---- Material for the task

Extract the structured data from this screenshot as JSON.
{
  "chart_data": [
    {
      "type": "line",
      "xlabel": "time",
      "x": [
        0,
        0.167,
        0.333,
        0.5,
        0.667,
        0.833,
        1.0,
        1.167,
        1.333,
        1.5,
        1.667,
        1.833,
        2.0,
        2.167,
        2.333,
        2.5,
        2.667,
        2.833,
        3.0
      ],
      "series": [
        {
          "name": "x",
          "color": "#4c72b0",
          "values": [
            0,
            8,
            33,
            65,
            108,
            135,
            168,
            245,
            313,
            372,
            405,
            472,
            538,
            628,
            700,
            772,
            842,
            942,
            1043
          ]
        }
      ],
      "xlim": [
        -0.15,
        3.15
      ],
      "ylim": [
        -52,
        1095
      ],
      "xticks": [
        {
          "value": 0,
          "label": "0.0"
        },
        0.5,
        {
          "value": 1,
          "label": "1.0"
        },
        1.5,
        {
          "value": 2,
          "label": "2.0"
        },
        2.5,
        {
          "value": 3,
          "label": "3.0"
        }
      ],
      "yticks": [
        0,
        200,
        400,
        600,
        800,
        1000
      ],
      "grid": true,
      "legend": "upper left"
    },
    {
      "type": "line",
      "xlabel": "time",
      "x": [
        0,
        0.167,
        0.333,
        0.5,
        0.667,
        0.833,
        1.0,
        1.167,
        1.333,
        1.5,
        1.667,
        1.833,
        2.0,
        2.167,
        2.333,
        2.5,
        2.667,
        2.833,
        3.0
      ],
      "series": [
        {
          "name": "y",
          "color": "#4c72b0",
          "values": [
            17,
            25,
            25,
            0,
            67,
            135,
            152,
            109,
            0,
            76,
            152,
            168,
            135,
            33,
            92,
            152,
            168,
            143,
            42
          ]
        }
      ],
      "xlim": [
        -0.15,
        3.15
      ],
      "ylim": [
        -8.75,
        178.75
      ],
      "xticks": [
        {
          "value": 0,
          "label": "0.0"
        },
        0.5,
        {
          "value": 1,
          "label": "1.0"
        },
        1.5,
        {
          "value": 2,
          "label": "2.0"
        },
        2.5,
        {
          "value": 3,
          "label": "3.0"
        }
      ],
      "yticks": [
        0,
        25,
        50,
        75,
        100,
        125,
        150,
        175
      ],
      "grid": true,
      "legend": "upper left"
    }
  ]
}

--------

• _Exercise brief_
From the records above, extract each line exactly as shown.

• _Answer below_
Extract the structured data from this screenshot as JSON.
{
  "chart_data": [
    {
      "type": "line",
      "xlabel": "time",
      "x": [
        0,
        0.167,
        0.333,
        0.5,
        0.667,
        0.833,
        1.0,
        1.167,
        1.333,
        1.5,
        1.667,
        1.833,
        2.0,
        2.167,
        2.333,
        2.5,
        2.667,
        2.833,
        3.0
      ],
      "series": [
        {
          "name": "x",
          "color": "#4c72b0",
          "values": [
            0,
            8,
            33,
            65,
            108,
            135,
            168,
            245,
            313,
            372,
            405,
            472,
            538,
            628,
            700,
            772,
            842,
            942,
            1043
          ]
        }
      ],
      "xlim": [
        -0.15,
        3.15
      ],
      "ylim": [
        -52,
        1095
      ],
      "xticks": [
        {
          "value": 0,
          "label": "0.0"
        },
        0.5,
        {
          "value": 1,
          "label": "1.0"
        },
        1.5,
        {
          "value": 2,
          "label": "2.0"
        },
        2.5,
        {
          "value": 3,
          "label": "3.0"
        }
      ],
      "yticks": [
        0,
        200,
        400,
        600,
        800,
        1000
      ],
      "grid": true,
      "legend": "upper left"
    },
    {
      "type": "line",
      "xlabel": "time",
      "x": [
        0,
        0.167,
        0.333,
        0.5,
        0.667,
        0.833,
        1.0,
        1.167,
        1.333,
        1.5,
        1.667,
        1.833,
        2.0,
        2.167,
        2.333,
        2.5,
        2.667,
        2.833,
        3.0
      ],
      "series": [
        {
          "name": "y",
          "color": "#4c72b0",
          "values": [
            17,
            25,
            25,
            0,
            67,
            135,
            152,
            109,
            0,
            76,
            152,
            168,
            135,
            33,
            92,
            152,
            168,
            143,
            42
          ]
        }
      ],
      "xlim": [
        -0.15,
        3.15
      ],
      "ylim": [
        -8.75,
        178.75
      ],
      "xticks": [
        {
          "value": 0,
          "label": "0.0"
        },
        0.5,
        {
          "value": 1,
          "label": "1.0"
        },
        1.5,
        {
          "value": 2,
          "label": "2.0"
        },
        2.5,
        {
          "value": 3,
          "label": "3.0"
        }
      ],
      "yticks": [
        0,
        25,
        50,
        75,
        100,
        125,
        150,
        175
      ],
      "grid": true,
      "legend": "upper left"
    }
  ]
}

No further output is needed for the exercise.